>> Start Available data

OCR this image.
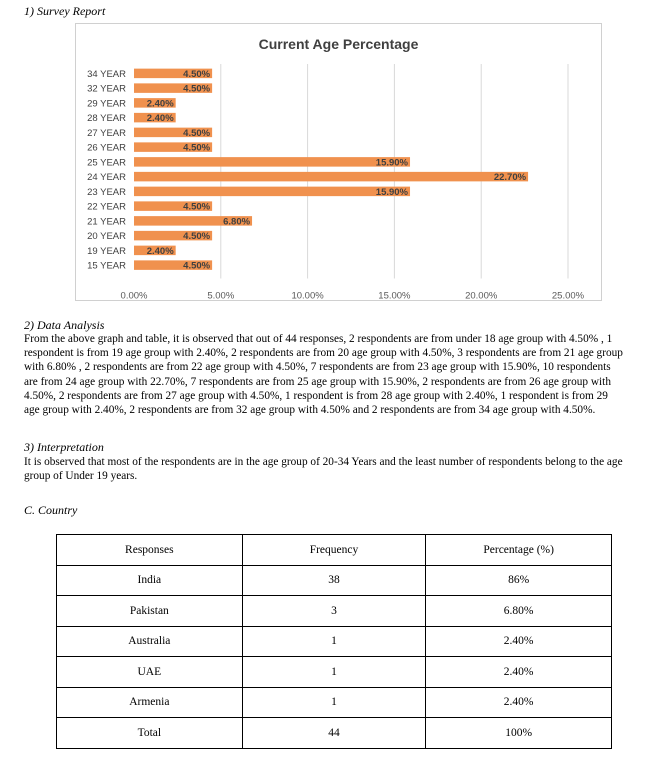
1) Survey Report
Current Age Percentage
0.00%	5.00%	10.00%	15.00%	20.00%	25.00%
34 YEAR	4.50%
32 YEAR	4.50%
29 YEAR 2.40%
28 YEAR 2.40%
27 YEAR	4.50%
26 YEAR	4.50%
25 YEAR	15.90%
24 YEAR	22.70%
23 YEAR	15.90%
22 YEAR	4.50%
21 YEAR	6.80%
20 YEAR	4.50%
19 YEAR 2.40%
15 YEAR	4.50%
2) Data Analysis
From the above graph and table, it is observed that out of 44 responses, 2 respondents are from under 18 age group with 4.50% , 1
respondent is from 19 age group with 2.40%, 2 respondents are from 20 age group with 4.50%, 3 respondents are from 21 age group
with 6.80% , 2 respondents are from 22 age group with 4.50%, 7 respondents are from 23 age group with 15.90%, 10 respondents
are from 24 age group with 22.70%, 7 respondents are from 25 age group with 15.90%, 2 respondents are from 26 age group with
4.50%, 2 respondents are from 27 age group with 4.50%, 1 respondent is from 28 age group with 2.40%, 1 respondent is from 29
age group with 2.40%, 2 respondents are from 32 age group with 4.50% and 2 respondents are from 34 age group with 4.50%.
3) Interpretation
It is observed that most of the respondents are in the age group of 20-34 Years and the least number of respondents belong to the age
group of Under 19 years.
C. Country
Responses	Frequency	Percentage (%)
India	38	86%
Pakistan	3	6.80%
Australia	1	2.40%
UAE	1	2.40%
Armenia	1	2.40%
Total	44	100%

>> End Available data

Given exercise - Find the lines above holding the word "observed" and show them.

Final answer -
From the above graph and table, it is observed that out of 44 responses, 2 respondents are from under 18 age group with 4.50% , 1
It is observed that most of the respondents are in the age group of 20-34 Years and the least number of respondents belong to the age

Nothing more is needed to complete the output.